__MATERIAL__:
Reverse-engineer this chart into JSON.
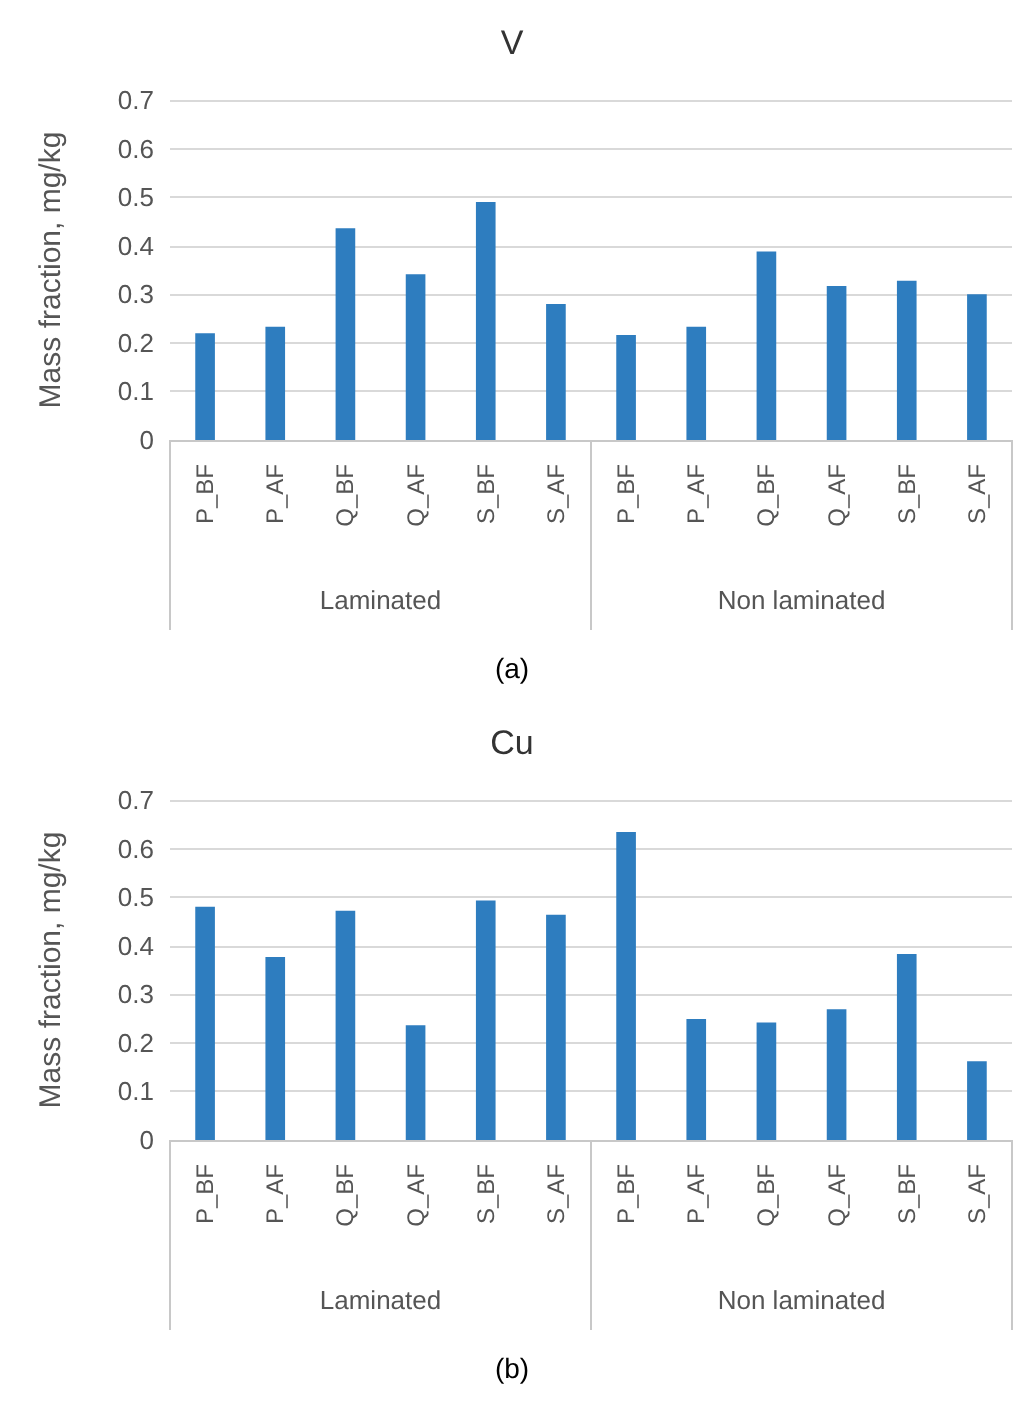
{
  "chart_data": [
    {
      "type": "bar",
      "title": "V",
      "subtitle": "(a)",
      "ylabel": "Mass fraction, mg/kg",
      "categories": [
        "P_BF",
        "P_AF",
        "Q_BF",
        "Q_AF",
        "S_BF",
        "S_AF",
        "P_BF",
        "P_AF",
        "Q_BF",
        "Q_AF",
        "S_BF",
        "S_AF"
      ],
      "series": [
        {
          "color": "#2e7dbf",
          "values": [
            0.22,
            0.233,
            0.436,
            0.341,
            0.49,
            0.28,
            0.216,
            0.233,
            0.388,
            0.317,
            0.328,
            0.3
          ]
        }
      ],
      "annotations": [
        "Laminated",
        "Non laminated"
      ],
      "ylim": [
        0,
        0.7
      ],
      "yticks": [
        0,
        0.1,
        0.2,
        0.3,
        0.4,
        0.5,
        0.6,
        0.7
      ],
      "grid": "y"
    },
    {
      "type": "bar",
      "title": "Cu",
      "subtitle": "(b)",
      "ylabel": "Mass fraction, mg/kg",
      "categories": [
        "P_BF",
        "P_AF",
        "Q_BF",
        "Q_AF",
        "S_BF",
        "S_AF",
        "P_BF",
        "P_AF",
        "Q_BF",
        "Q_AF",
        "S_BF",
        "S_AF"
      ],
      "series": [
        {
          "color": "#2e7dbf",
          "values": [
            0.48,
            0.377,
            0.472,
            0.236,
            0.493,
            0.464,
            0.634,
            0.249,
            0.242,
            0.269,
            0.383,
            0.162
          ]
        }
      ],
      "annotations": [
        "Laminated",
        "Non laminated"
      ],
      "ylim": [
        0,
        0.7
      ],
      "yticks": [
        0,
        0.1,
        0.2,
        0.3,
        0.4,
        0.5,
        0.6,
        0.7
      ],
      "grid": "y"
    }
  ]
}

__EXERCISE INSTRUCTIONS__: Take the entries shown above and quote them verbatim, passing over the pictures.

__RESPONSE TO THIS TASK__:
Reverse-engineer this chart into JSON.
{
  "chart_data": [
    {
      "type": "bar",
      "title": "V",
      "subtitle": "(a)",
      "ylabel": "Mass fraction, mg/kg",
      "categories": [
        "P_BF",
        "P_AF",
        "Q_BF",
        "Q_AF",
        "S_BF",
        "S_AF",
        "P_BF",
        "P_AF",
        "Q_BF",
        "Q_AF",
        "S_BF",
        "S_AF"
      ],
      "series": [
        {
          "color": "#2e7dbf",
          "values": [
            0.22,
            0.233,
            0.436,
            0.341,
            0.49,
            0.28,
            0.216,
            0.233,
            0.388,
            0.317,
            0.328,
            0.3
          ]
        }
      ],
      "annotations": [
        "Laminated",
        "Non laminated"
      ],
      "ylim": [
        0,
        0.7
      ],
      "yticks": [
        0,
        0.1,
        0.2,
        0.3,
        0.4,
        0.5,
        0.6,
        0.7
      ],
      "grid": "y"
    },
    {
      "type": "bar",
      "title": "Cu",
      "subtitle": "(b)",
      "ylabel": "Mass fraction, mg/kg",
      "categories": [
        "P_BF",
        "P_AF",
        "Q_BF",
        "Q_AF",
        "S_BF",
        "S_AF",
        "P_BF",
        "P_AF",
        "Q_BF",
        "Q_AF",
        "S_BF",
        "S_AF"
      ],
      "series": [
        {
          "color": "#2e7dbf",
          "values": [
            0.48,
            0.377,
            0.472,
            0.236,
            0.493,
            0.464,
            0.634,
            0.249,
            0.242,
            0.269,
            0.383,
            0.162
          ]
        }
      ],
      "annotations": [
        "Laminated",
        "Non laminated"
      ],
      "ylim": [
        0,
        0.7
      ],
      "yticks": [
        0,
        0.1,
        0.2,
        0.3,
        0.4,
        0.5,
        0.6,
        0.7
      ],
      "grid": "y"
    }
  ]
}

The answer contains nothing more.